- **Data for the task**

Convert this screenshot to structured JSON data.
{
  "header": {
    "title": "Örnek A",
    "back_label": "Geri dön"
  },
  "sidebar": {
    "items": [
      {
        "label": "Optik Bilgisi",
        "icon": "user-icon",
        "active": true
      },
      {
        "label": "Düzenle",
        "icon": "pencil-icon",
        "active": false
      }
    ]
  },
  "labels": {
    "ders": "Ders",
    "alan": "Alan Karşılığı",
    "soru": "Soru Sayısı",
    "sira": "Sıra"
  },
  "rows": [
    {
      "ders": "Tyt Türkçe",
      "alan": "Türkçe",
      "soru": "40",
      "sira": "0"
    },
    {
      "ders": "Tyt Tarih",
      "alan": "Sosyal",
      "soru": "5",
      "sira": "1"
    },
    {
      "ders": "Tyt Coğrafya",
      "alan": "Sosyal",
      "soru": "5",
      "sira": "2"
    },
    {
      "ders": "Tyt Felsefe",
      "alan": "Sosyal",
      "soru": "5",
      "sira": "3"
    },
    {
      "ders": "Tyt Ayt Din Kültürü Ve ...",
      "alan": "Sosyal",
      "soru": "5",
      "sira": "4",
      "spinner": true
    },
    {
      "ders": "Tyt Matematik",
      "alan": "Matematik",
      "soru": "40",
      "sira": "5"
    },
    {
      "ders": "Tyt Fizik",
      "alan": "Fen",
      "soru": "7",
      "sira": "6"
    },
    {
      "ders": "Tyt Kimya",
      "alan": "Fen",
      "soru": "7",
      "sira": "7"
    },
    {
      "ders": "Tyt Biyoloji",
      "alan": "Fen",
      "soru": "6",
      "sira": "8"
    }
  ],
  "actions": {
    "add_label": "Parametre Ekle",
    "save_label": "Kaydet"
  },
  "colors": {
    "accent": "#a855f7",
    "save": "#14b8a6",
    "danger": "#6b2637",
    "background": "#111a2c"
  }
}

- **Exercise directions**
Give the complete listing a second time, exactly as it reads.

- **Written solution**
Convert this screenshot to structured JSON data.
{
  "header": {
    "title": "Örnek A",
    "back_label": "Geri dön"
  },
  "sidebar": {
    "items": [
      {
        "label": "Optik Bilgisi",
        "icon": "user-icon",
        "active": true
      },
      {
        "label": "Düzenle",
        "icon": "pencil-icon",
        "active": false
      }
    ]
  },
  "labels": {
    "ders": "Ders",
    "alan": "Alan Karşılığı",
    "soru": "Soru Sayısı",
    "sira": "Sıra"
  },
  "rows": [
    {
      "ders": "Tyt Türkçe",
      "alan": "Türkçe",
      "soru": "40",
      "sira": "0"
    },
    {
      "ders": "Tyt Tarih",
      "alan": "Sosyal",
      "soru": "5",
      "sira": "1"
    },
    {
      "ders": "Tyt Coğrafya",
      "alan": "Sosyal",
      "soru": "5",
      "sira": "2"
    },
    {
      "ders": "Tyt Felsefe",
      "alan": "Sosyal",
      "soru": "5",
      "sira": "3"
    },
    {
      "ders": "Tyt Ayt Din Kültürü Ve ...",
      "alan": "Sosyal",
      "soru": "5",
      "sira": "4",
      "spinner": true
    },
    {
      "ders": "Tyt Matematik",
      "alan": "Matematik",
      "soru": "40",
      "sira": "5"
    },
    {
      "ders": "Tyt Fizik",
      "alan": "Fen",
      "soru": "7",
      "sira": "6"
    },
    {
      "ders": "Tyt Kimya",
      "alan": "Fen",
      "soru": "7",
      "sira": "7"
    },
    {
      "ders": "Tyt Biyoloji",
      "alan": "Fen",
      "soru": "6",
      "sira": "8"
    }
  ],
  "actions": {
    "add_label": "Parametre Ekle",
    "save_label": "Kaydet"
  },
  "colors": {
    "accent": "#a855f7",
    "save": "#14b8a6",
    "danger": "#6b2637",
    "background": "#111a2c"
  }
}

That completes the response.